## Task goal:
Substitute "phénomène social" for every occurrence of "fait social" in the material below, leaving everything else unchanged, and write the lines out again without the picture.
************
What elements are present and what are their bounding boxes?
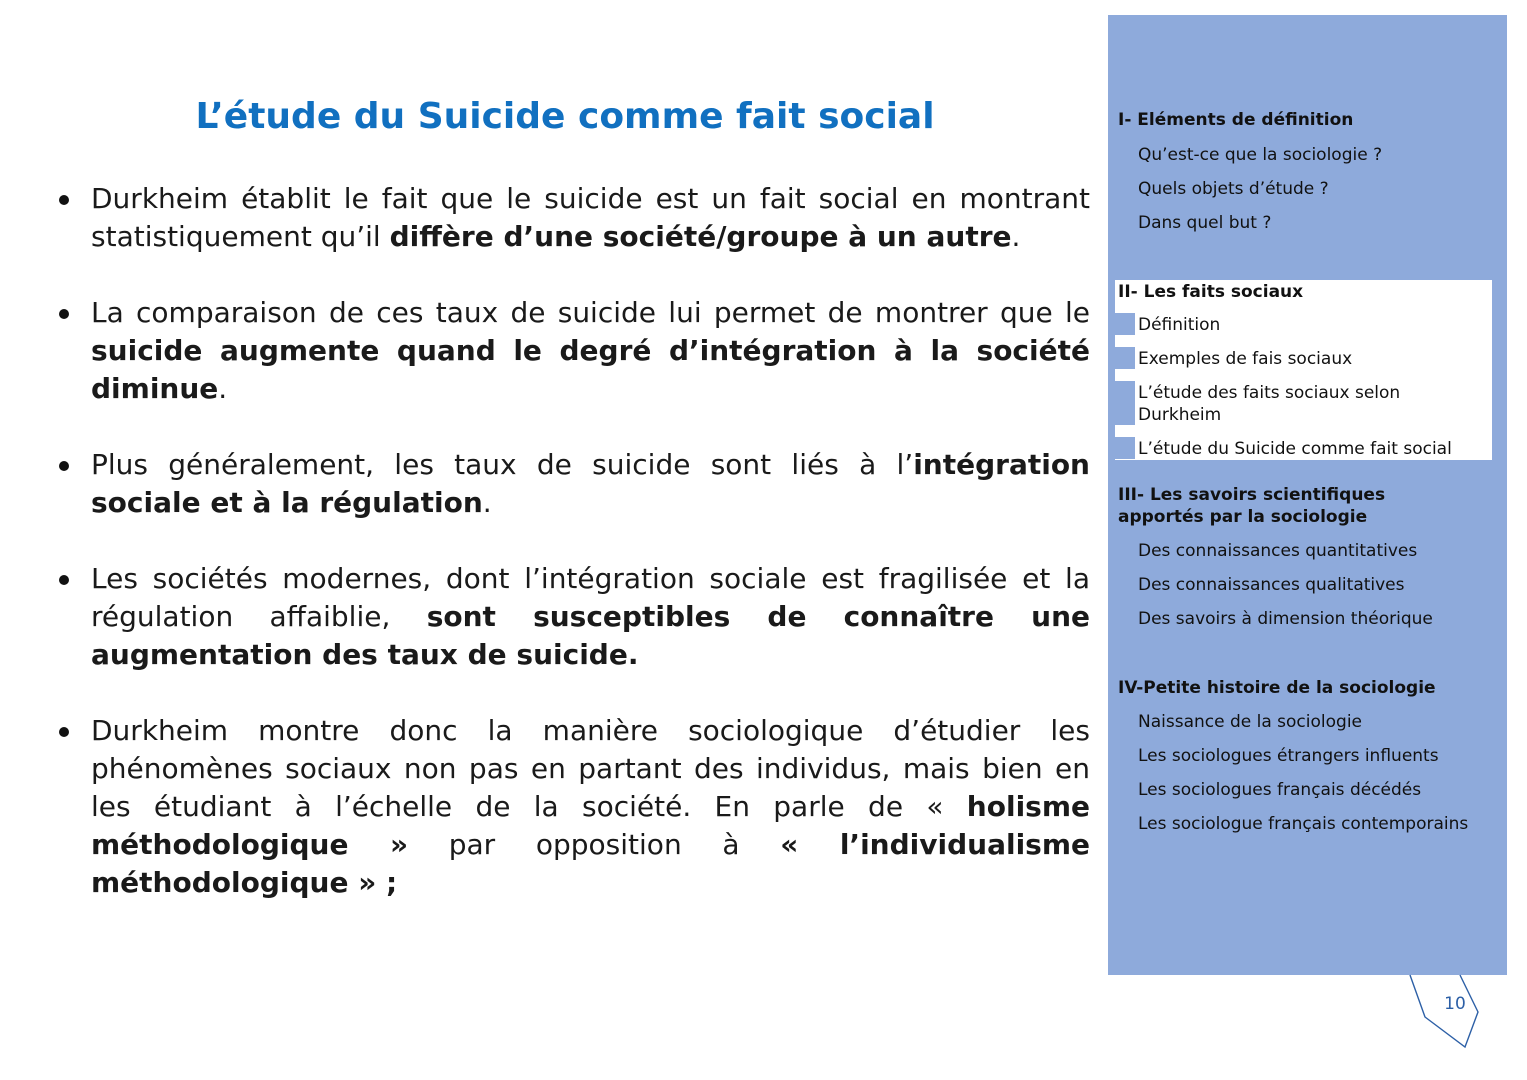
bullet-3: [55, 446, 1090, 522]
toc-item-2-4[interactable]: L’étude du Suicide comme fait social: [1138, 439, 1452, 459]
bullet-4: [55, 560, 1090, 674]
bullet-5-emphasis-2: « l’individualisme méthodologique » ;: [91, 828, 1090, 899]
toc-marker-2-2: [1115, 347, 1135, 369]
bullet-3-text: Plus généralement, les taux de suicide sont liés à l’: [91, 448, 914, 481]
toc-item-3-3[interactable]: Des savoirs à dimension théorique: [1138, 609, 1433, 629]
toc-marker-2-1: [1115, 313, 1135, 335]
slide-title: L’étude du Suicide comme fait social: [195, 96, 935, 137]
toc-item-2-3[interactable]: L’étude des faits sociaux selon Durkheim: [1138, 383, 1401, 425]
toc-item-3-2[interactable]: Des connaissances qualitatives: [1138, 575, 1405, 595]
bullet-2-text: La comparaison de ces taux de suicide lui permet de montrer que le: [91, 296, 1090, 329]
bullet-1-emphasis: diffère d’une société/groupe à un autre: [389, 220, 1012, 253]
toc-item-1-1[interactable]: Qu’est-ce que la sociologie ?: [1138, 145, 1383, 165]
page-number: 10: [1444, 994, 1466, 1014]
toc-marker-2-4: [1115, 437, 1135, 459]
************
## Solution to this exercise:
What elements are present and what are their bounding boxes?
bullet-3: [55, 446, 1090, 522]
toc-item-2-4[interactable]: L’étude du Suicide comme phénomène social: [1138, 439, 1452, 459]
bullet-4: [55, 560, 1090, 674]
bullet-5-emphasis-2: « l’individualisme méthodologique » ;: [91, 828, 1090, 899]
toc-marker-2-2: [1115, 347, 1135, 369]
bullet-3-text: Plus généralement, les taux de suicide sont liés à l’: [91, 448, 914, 481]
toc-item-3-3[interactable]: Des savoirs à dimension théorique: [1138, 609, 1433, 629]
toc-marker-2-1: [1115, 313, 1135, 335]
slide-title: L’étude du Suicide comme phénomène social: [195, 96, 935, 137]
toc-item-2-3[interactable]: L’étude des faits sociaux selon Durkheim: [1138, 383, 1401, 425]
toc-item-3-2[interactable]: Des connaissances qualitatives: [1138, 575, 1405, 595]
bullet-2-text: La comparaison de ces taux de suicide lui permet de montrer que le: [91, 296, 1090, 329]
bullet-1-emphasis: diffère d’une société/groupe à un autre: [389, 220, 1012, 253]
toc-item-1-1[interactable]: Qu’est-ce que la sociologie ?: [1138, 145, 1383, 165]
page-number: 10: [1444, 994, 1466, 1014]
toc-marker-2-4: [1115, 437, 1135, 459]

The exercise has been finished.